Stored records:
◆ ◆ ◆ ◆ ◆ ◆ ◆
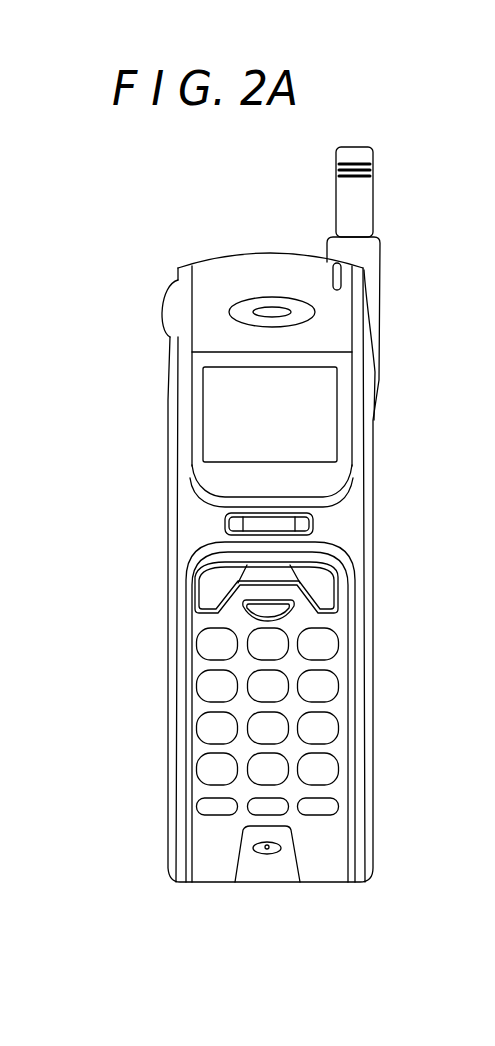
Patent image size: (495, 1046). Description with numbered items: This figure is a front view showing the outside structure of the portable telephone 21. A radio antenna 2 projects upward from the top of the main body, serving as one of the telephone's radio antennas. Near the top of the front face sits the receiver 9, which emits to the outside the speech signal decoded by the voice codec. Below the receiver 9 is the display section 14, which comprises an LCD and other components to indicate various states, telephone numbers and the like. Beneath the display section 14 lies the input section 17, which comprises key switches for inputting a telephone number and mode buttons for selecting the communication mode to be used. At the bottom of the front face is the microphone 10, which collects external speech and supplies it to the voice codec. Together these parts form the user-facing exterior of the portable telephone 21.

The portable telephone 21 is at (402, 149).
The radio antenna 2 is at (343, 193).
The receiver 9 is at (271, 312).
The display section 14 is at (220, 408).
The input section 17 is at (163, 310).
The microphone 10 is at (267, 850).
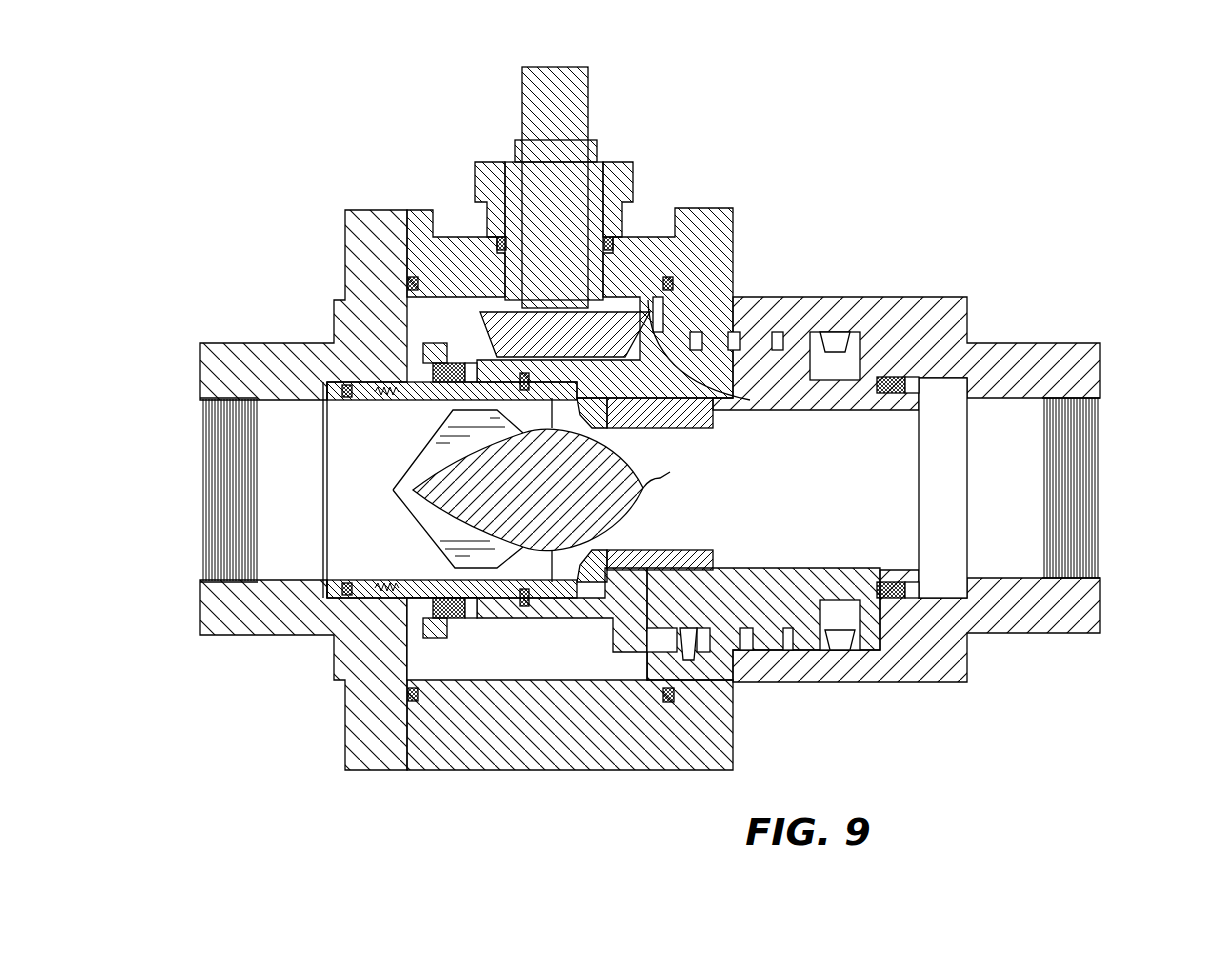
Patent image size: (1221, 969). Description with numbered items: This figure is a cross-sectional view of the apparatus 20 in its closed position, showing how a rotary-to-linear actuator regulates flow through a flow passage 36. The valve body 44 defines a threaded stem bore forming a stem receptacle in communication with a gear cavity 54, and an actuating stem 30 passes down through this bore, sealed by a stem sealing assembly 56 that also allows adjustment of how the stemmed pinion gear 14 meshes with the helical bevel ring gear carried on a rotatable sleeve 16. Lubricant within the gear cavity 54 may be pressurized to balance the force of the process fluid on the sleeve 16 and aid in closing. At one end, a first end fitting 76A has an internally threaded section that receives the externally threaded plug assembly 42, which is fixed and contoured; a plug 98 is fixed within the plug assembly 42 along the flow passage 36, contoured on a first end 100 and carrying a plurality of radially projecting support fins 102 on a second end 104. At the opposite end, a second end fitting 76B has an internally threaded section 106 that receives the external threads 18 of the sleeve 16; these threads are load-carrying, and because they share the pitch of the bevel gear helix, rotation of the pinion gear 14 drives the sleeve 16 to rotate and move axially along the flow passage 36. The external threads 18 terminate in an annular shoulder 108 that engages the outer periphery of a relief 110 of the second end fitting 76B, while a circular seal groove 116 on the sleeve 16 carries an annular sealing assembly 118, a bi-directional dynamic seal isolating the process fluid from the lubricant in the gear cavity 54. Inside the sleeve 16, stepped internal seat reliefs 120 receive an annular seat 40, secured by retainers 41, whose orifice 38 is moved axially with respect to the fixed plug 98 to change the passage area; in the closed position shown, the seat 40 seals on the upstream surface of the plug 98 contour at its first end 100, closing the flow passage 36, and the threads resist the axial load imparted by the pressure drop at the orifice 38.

The apparatus 20 is at (1018, 132).
The actuating stem 30 is at (585, 92).
The stem sealing assembly 56 is at (650, 112).
The stemmed pinion gear 14 is at (447, 255).
The valve body 44 is at (455, 240).
The annular shoulder 108 is at (648, 300).
The stepped internal seat reliefs 120 is at (730, 332).
The external threads 18 is at (772, 333).
The internally threaded section 106 is at (838, 340).
The annular sealing assembly 118 is at (879, 385).
The gear cavity 54 is at (430, 320).
The first end fitting 76A is at (200, 362).
The plug assembly 42 is at (398, 395).
The second end 104 is at (393, 488).
The support fins 102 is at (430, 520).
The plug 98 is at (528, 502).
The flow passage 36 is at (838, 490).
The first end 100 is at (668, 472).
The second end fitting 76B is at (1083, 605).
The sleeve 16 is at (782, 600).
The circular seal groove 116 is at (893, 600).
The retainers 41 is at (521, 606).
The orifice 38 is at (557, 565).
The seat 40 is at (620, 640).
The relief 110 is at (688, 660).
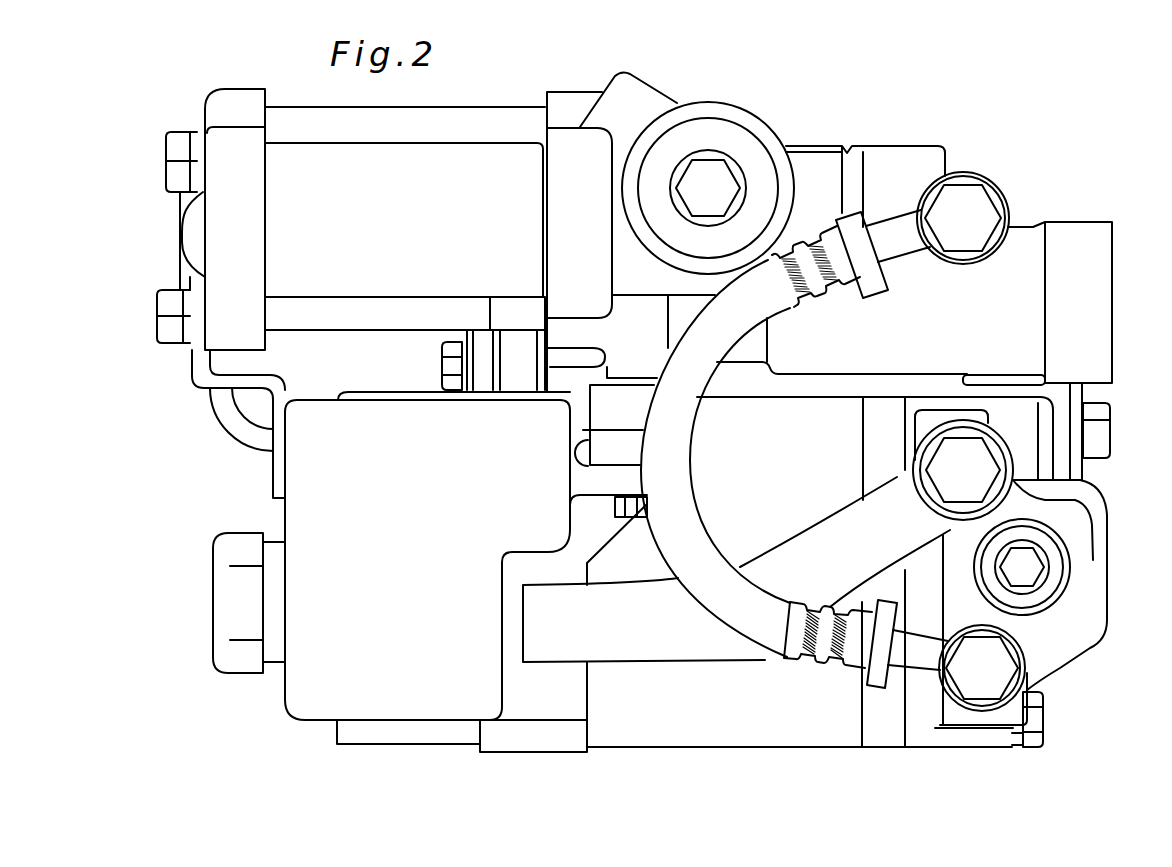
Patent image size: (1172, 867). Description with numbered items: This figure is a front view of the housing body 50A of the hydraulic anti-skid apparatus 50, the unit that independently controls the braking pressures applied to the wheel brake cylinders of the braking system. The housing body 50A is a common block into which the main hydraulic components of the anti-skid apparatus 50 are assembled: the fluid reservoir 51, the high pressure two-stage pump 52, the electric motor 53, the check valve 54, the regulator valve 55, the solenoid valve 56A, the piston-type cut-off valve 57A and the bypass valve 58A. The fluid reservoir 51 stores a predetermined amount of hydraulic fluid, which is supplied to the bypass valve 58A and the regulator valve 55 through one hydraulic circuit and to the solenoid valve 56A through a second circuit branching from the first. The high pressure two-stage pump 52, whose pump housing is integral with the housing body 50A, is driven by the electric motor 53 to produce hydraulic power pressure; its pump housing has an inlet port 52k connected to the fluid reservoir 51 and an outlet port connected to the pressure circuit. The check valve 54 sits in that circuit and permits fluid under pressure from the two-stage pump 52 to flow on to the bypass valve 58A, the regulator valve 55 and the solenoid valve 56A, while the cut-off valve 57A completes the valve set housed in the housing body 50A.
◆ ◆ ◆ ◆ ◆ ◆ ◆
● GIVEN EXERCISE:
Rewrite all of the records above, substituting "Drawing dimensions" for every occurrence of "Patent image size" and keeping everything else unchanged. Leave the pictures out of your answer.

● SOLVED EXERCISE:
Drawing dimensions: (495, 1046). Description with numbered items: This figure is a front view showing the outside structure of the portable telephone 21. A radio antenna 2 projects upward from the top of the main body, serving as one of the telephone's radio antennas. Near the top of the front face sits the receiver 9, which emits to the outside the speech signal decoded by the voice codec. Below the receiver 9 is the display section 14, which comprises an LCD and other components to indicate various states, telephone numbers and the like. Beneath the display section 14 lies the input section 17, which comprises key switches for inputting a telephone number and mode buttons for selecting the communication mode to be used. At the bottom of the front face is the microphone 10, which collects external speech and supplies it to the voice codec. Together these parts form the user-facing exterior of the portable telephone 21.

The portable telephone 21 is at (402, 149).
The radio antenna 2 is at (343, 193).
The receiver 9 is at (271, 312).
The display section 14 is at (220, 408).
The input section 17 is at (163, 310).
The microphone 10 is at (267, 850).
Drawing dimensions: (1221, 969). Description with numbered items: This figure is a cross-sectional view of the apparatus 20 in its closed position, showing how a rotary-to-linear actuator regulates flow through a flow passage 36. The valve body 44 defines a threaded stem bore forming a stem receptacle in communication with a gear cavity 54, and an actuating stem 30 passes down through this bore, sealed by a stem sealing assembly 56 that also allows adjustment of how the stemmed pinion gear 14 meshes with the helical bevel ring gear carried on a rotatable sleeve 16. Lubricant within the gear cavity 54 may be pressurized to balance the force of the process fluid on the sleeve 16 and aid in closing. At one end, a first end fitting 76A has an internally threaded section that receives the externally threaded plug assembly 42, which is fixed and contoured; a plug 98 is fixed within the plug assembly 42 along the flow passage 36, contoured on a first end 100 and carrying a plurality of radially projecting support fins 102 on a second end 104. At the opposite end, a second end fitting 76B has an internally threaded section 106 that receives the external threads 18 of the sleeve 16; these threads are load-carrying, and because they share the pitch of the bevel gear helix, rotation of the pinion gear 14 drives the sleeve 16 to rotate and move axially along the flow passage 36. The external threads 18 terminate in an annular shoulder 108 that engages the outer periphery of a relief 110 of the second end fitting 76B, while a circular seal groove 116 on the sleeve 16 carries an annular sealing assembly 118, a bi-directional dynamic seal isolating the process fluid from the lubricant in the gear cavity 54. Inside the sleeve 16, stepped internal seat reliefs 120 receive an annular seat 40, secured by retainers 41, whose orifice 38 is moved axially with respect to the fixed plug 98 to change the passage area; in the closed position shown, the seat 40 seals on the upstream surface of the plug 98 contour at its first end 100, closing the flow passage 36, and the threads resist the axial load imparted by the pressure drop at the orifice 38.

The apparatus 20 is at (1018, 132).
The actuating stem 30 is at (585, 92).
The stem sealing assembly 56 is at (650, 112).
The stemmed pinion gear 14 is at (447, 255).
The valve body 44 is at (455, 240).
The annular shoulder 108 is at (648, 300).
The stepped internal seat reliefs 120 is at (730, 332).
The external threads 18 is at (772, 333).
The internally threaded section 106 is at (838, 340).
The annular sealing assembly 118 is at (879, 385).
The gear cavity 54 is at (430, 320).
The first end fitting 76A is at (200, 362).
The plug assembly 42 is at (398, 395).
The second end 104 is at (393, 488).
The support fins 102 is at (430, 520).
The plug 98 is at (528, 502).
The flow passage 36 is at (838, 490).
The first end 100 is at (668, 472).
The second end fitting 76B is at (1083, 605).
The sleeve 16 is at (782, 600).
The circular seal groove 116 is at (893, 600).
The retainers 41 is at (521, 606).
The orifice 38 is at (557, 565).
The seat 40 is at (620, 640).
The relief 110 is at (688, 660).
Drawing dimensions: (1172, 867). Description with numbered items: This figure is a front view of the housing body 50A of the hydraulic anti-skid apparatus 50, the unit that independently controls the braking pressures applied to the wheel brake cylinders of the braking system. The housing body 50A is a common block into which the main hydraulic components of the anti-skid apparatus 50 are assembled: the fluid reservoir 51, the high pressure two-stage pump 52, the electric motor 53, the check valve 54, the regulator valve 55, the solenoid valve 56A, the piston-type cut-off valve 57A and the bypass valve 58A. The fluid reservoir 51 stores a predetermined amount of hydraulic fluid, which is supplied to the bypass valve 58A and the regulator valve 55 through one hydraulic circuit and to the solenoid valve 56A through a second circuit branching from the first. The high pressure two-stage pump 52, whose pump housing is integral with the housing body 50A, is driven by the electric motor 53 to produce hydraulic power pressure; its pump housing has an inlet port 52k connected to the fluid reservoir 51 and an outlet port connected to the pressure circuit. The check valve 54 sits in that circuit and permits fluid under pressure from the two-stage pump 52 to flow on to the bypass valve 58A, the regulator valve 55 and the solenoid valve 56A, while the cut-off valve 57A completes the valve set housed in the housing body 50A.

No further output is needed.